▶ [AVAILABLE RECORDS]
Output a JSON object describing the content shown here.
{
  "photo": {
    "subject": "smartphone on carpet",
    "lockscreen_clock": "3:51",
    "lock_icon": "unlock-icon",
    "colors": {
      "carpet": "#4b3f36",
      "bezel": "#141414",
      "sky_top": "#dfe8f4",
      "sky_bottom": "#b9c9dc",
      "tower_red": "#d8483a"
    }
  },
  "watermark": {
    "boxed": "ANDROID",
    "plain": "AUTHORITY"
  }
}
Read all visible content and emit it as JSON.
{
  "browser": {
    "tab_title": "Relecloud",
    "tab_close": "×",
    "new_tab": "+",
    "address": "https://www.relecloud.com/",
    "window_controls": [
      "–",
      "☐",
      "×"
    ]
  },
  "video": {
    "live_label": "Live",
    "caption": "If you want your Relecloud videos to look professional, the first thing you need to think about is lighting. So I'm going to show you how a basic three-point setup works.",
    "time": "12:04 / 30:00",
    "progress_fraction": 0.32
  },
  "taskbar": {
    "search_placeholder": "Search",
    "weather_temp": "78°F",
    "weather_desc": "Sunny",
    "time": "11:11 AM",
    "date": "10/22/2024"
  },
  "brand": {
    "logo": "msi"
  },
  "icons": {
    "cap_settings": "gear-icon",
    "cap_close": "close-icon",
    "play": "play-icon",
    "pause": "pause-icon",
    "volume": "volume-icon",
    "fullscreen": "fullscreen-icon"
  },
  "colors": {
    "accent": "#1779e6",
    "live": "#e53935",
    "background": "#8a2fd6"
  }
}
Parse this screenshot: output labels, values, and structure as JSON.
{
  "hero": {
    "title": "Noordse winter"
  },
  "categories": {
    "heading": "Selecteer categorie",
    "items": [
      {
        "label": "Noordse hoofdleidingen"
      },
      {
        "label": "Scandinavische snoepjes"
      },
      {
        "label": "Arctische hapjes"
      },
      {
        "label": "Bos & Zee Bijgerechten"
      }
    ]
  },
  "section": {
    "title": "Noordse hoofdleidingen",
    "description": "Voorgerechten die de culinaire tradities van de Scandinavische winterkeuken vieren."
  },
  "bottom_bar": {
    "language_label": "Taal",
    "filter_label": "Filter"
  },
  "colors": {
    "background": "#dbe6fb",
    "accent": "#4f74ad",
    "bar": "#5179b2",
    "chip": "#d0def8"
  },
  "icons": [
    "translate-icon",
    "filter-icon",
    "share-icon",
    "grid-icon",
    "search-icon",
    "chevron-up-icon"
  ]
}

▶ [EXERCISE GOAL]
Every line in the data that holds "content" should be copied out.

▶ [CORRECT RESPONSE]
Output a JSON object describing the content shown here.
Read all visible content and emit it as JSON.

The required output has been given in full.